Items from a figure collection
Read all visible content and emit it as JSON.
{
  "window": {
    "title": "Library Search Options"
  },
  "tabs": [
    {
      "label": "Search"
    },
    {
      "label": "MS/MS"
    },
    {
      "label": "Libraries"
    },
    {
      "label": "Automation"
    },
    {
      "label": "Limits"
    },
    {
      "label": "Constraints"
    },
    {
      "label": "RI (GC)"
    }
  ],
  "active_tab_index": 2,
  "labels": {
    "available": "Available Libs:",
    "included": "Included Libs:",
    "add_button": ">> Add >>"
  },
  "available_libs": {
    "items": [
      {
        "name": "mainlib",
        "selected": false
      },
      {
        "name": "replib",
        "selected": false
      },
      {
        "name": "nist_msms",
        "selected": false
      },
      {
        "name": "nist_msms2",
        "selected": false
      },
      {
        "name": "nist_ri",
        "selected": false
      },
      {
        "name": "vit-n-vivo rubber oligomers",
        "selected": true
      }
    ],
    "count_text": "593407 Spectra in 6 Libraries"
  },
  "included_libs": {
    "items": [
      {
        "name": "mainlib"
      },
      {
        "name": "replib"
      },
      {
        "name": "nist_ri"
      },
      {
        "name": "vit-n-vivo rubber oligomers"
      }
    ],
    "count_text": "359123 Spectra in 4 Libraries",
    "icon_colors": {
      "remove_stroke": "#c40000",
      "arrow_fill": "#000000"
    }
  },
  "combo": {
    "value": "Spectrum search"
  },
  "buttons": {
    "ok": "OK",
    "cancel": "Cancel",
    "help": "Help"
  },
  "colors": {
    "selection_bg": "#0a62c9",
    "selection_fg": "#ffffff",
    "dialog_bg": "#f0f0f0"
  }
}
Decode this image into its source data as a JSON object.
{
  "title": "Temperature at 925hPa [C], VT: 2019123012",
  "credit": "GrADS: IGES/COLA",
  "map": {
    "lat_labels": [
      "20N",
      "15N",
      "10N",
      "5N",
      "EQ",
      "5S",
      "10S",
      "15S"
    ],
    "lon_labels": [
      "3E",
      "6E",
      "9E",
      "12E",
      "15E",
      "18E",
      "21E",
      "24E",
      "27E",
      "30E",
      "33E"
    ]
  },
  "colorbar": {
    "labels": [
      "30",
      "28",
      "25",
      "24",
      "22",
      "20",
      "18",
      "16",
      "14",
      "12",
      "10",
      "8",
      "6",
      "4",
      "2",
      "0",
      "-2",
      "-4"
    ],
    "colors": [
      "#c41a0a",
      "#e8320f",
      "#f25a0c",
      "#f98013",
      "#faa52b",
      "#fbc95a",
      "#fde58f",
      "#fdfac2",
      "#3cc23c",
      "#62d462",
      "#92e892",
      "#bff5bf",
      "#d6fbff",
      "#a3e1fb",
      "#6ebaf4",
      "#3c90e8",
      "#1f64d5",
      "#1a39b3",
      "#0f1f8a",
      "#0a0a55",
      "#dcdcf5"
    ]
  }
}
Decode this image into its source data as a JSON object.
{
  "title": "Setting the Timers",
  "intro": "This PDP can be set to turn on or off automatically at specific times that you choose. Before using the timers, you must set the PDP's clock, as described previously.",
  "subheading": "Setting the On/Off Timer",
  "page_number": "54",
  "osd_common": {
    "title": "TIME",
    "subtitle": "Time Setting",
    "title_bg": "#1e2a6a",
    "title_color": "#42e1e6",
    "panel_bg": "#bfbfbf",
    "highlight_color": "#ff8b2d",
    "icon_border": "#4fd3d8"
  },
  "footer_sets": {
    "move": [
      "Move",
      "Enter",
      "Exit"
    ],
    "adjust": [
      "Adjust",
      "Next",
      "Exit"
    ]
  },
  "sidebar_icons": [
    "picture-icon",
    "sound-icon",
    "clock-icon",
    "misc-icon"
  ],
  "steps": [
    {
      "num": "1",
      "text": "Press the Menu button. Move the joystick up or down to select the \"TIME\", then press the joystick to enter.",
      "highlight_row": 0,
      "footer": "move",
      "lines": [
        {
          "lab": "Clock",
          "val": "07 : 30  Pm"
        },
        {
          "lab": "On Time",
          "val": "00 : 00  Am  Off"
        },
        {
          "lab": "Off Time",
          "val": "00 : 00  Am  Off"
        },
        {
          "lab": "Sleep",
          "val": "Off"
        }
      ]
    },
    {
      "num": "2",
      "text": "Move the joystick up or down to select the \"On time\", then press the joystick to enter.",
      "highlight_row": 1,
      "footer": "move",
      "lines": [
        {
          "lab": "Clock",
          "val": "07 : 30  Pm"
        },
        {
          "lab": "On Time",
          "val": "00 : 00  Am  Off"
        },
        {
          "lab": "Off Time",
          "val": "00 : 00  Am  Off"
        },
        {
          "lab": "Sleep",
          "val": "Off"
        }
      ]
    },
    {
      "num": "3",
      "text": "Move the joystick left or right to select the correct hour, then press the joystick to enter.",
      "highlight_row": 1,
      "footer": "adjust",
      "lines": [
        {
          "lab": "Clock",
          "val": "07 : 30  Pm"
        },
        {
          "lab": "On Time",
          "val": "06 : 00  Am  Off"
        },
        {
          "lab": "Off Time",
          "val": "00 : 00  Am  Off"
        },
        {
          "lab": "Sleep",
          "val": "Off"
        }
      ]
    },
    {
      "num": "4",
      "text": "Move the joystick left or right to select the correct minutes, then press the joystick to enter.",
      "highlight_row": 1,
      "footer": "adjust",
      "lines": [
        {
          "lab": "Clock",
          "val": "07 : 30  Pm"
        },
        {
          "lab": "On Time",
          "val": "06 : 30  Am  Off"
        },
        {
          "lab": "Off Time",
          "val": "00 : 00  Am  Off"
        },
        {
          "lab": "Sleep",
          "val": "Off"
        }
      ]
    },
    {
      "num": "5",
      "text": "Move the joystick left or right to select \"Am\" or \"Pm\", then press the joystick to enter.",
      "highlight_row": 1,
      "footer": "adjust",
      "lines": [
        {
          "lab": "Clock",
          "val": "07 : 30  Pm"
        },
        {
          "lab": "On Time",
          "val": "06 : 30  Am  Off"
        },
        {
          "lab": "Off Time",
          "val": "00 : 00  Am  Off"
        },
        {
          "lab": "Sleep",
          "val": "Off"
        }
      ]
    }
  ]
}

Written exercise:
Each line in the listing above that contains "Spectra" should be copied.

Written solution:
    "count_text": "593407 Spectra in 6 Libraries"
    "count_text": "359123 Spectra in 4 Libraries",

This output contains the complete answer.